Data entries
_ _ _ _ _

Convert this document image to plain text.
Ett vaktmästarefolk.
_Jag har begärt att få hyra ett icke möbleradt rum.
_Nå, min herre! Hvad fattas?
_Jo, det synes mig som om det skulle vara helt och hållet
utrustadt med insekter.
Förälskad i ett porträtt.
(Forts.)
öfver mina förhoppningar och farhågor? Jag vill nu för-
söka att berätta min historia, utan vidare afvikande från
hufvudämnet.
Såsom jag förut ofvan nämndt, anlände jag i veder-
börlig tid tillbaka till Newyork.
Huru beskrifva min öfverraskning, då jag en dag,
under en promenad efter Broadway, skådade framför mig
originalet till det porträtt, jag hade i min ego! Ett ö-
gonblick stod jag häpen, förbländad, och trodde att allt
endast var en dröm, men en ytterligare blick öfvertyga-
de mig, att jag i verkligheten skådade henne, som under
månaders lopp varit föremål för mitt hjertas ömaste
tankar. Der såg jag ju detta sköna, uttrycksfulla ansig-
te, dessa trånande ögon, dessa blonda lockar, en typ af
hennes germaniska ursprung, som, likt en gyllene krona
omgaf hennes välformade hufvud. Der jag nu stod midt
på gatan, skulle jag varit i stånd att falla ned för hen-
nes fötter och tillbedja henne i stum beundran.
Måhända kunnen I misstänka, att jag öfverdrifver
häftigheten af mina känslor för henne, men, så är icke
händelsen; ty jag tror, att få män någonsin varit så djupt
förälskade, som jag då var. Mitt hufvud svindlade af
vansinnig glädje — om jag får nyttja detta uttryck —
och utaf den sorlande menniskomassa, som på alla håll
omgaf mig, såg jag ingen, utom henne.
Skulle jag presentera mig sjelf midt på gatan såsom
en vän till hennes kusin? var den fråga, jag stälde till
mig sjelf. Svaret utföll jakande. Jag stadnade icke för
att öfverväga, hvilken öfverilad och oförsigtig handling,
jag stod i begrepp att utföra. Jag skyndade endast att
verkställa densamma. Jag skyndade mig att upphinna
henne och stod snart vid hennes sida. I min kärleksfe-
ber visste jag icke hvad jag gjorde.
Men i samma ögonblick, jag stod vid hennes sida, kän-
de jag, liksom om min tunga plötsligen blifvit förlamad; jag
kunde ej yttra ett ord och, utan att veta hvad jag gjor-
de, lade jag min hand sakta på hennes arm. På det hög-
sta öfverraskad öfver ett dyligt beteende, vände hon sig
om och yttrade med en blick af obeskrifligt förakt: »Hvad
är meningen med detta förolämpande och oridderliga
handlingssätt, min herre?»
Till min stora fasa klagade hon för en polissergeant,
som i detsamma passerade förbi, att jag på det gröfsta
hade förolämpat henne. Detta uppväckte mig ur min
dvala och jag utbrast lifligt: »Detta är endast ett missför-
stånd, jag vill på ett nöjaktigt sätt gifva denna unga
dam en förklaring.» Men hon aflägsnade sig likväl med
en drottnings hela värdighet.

_ _ _ _ _

Using the listing above, gather each line that holds the string "porträtt" and copy it.

Förälskad i ett porträtt.
originalet till det porträtt, jag hade i min ego! Ett ö-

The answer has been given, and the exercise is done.